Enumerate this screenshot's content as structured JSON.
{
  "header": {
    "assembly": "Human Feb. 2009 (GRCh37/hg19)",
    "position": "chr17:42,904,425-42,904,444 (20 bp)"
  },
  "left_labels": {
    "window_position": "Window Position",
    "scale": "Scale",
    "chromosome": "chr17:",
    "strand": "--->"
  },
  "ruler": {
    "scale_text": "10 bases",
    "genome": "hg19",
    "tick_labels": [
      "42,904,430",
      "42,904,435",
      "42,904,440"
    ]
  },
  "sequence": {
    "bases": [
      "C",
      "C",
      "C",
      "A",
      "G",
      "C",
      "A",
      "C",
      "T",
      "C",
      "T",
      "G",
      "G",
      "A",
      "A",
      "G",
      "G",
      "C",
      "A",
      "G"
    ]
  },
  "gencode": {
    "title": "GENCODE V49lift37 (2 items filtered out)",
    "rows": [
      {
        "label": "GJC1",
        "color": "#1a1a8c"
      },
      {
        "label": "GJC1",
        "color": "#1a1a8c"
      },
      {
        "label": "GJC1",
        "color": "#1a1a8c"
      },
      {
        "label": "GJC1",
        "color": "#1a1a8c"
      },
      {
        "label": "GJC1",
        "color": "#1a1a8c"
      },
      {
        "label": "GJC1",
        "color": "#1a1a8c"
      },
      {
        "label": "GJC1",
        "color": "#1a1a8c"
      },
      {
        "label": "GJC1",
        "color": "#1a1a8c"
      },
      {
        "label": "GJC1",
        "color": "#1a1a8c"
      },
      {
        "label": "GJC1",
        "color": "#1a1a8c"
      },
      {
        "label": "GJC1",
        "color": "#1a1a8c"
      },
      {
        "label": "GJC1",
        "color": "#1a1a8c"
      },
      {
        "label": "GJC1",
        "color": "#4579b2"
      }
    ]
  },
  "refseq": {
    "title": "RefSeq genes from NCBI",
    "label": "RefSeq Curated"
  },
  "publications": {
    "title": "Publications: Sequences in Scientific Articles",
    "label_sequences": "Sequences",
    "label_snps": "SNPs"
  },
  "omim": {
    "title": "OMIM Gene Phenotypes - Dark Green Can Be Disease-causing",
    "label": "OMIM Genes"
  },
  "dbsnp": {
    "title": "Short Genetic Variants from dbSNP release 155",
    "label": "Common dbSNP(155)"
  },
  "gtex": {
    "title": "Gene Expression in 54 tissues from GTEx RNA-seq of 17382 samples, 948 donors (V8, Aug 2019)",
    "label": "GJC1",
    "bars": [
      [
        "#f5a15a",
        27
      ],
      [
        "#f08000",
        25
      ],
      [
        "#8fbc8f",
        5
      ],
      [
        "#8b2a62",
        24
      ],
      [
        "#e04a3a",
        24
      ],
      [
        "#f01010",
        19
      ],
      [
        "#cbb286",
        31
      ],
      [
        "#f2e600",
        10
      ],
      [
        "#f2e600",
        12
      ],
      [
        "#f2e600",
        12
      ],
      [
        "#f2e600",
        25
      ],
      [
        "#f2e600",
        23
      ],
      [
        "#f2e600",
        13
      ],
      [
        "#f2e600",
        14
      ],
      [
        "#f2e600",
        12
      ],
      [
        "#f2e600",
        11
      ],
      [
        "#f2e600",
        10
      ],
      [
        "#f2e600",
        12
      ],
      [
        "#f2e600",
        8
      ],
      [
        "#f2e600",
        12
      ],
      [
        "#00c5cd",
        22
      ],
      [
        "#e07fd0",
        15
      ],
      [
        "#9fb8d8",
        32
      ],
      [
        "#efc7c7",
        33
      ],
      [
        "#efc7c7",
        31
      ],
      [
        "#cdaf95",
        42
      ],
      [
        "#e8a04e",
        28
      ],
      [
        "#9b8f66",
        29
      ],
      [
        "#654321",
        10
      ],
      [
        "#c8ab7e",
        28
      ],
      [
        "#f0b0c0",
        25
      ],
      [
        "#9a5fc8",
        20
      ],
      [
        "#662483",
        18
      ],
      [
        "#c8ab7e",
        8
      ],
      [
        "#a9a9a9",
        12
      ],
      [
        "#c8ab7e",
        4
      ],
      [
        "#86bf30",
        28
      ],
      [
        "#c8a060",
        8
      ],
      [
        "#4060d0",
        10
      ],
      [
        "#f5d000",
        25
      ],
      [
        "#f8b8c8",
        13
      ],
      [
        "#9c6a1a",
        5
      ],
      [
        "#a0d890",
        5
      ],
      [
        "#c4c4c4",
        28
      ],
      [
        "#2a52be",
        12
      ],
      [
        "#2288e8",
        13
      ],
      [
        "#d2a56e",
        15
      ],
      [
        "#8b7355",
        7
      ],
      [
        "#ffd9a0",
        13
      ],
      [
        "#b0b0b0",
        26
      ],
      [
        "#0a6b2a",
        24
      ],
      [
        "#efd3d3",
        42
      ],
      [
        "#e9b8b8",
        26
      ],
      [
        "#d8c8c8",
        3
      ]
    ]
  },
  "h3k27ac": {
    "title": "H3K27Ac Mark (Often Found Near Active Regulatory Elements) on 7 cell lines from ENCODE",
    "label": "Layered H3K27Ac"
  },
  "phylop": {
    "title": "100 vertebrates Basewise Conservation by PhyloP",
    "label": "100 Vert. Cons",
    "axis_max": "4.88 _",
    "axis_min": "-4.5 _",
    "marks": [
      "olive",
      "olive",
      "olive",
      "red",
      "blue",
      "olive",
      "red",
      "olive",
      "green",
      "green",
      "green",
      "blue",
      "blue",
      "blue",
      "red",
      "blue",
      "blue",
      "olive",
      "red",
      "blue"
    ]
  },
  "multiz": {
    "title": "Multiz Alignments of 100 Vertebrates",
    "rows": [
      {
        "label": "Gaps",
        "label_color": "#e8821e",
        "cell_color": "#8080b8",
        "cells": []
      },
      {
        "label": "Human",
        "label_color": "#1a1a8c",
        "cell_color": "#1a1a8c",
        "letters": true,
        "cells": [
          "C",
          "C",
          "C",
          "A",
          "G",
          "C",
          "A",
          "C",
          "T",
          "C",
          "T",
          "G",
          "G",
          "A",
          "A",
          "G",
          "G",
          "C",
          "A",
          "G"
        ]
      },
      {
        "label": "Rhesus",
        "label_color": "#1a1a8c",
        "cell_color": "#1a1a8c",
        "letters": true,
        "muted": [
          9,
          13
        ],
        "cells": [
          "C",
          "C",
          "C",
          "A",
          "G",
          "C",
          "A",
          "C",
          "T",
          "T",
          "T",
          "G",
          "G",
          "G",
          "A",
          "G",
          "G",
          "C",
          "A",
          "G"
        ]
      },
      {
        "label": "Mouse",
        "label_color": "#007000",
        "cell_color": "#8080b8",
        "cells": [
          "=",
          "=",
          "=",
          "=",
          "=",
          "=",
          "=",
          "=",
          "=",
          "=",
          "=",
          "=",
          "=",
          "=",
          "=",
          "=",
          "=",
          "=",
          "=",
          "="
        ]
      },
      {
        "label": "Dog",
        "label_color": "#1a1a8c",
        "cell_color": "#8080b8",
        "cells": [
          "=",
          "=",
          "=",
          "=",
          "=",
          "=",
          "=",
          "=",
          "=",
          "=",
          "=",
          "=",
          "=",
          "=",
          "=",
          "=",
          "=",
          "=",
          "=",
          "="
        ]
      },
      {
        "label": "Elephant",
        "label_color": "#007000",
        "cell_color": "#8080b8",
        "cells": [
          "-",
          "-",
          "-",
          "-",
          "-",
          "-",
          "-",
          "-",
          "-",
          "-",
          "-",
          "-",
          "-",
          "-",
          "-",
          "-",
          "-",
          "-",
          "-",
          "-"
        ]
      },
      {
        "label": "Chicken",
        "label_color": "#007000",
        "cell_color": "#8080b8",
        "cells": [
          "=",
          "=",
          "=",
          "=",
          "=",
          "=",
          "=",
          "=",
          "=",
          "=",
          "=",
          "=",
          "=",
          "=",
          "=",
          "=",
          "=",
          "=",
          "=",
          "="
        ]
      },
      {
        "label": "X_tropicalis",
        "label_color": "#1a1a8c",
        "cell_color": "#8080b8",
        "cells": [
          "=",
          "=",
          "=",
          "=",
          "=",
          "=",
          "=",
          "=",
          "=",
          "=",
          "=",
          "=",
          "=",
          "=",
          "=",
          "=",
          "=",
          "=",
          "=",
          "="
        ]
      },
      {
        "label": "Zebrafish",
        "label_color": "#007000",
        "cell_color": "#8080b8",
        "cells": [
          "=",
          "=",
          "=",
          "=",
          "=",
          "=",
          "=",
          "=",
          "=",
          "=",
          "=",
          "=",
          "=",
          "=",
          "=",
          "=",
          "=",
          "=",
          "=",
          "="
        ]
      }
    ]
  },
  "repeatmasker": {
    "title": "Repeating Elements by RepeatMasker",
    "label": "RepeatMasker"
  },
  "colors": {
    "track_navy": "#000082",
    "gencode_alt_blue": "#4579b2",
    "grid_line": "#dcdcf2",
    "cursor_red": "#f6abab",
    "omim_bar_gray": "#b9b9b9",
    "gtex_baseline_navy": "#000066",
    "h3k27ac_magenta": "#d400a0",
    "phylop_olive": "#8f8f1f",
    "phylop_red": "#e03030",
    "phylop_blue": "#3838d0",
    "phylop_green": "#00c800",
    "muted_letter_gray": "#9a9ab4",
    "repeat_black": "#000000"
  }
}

**********

* _Description of the task_
Go through the material above, and wherever a line contains the string "Human", return it.

* _Completed exercise_
    "assembly": "Human Feb. 2009 (GRCh37/hg19)",
        "label": "Human",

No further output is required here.